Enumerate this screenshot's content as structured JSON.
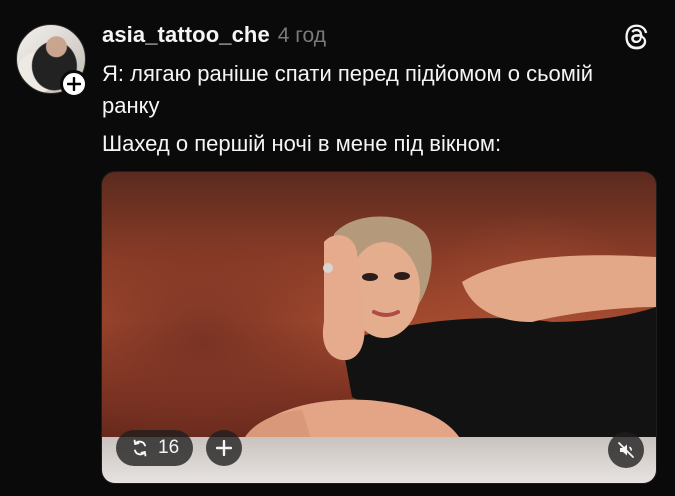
{
  "post": {
    "username": "asia_tattoo_che",
    "timestamp": "4 год",
    "text_line_1": "Я: лягаю раніше спати перед підйомом о сьомій ранку",
    "text_line_2": "Шахед о першій ночі в мене під вікном:"
  },
  "media": {
    "type": "video",
    "repost_count": "16",
    "muted": true
  },
  "icons": {
    "avatar_follow": "plus-icon",
    "app_logo": "threads-logo-icon",
    "repost": "repost-icon",
    "add": "plus-icon",
    "mute": "speaker-muted-icon"
  },
  "colors": {
    "background": "#0a0a0a",
    "text": "#f3f5f7",
    "muted_text": "#7a7a7a"
  }
}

****************************************

● DESCRIPTION OF THE TASK
Give back each entry exactly as it appears, with no pictures.

● REPLY TO THE EXERCISE
Enumerate this screenshot's content as structured JSON.
{
  "post": {
    "username": "asia_tattoo_che",
    "timestamp": "4 год",
    "text_line_1": "Я: лягаю раніше спати перед підйомом о сьомій ранку",
    "text_line_2": "Шахед о першій ночі в мене під вікном:"
  },
  "media": {
    "type": "video",
    "repost_count": "16",
    "muted": true
  },
  "icons": {
    "avatar_follow": "plus-icon",
    "app_logo": "threads-logo-icon",
    "repost": "repost-icon",
    "add": "plus-icon",
    "mute": "speaker-muted-icon"
  },
  "colors": {
    "background": "#0a0a0a",
    "text": "#f3f5f7",
    "muted_text": "#7a7a7a"
  }
}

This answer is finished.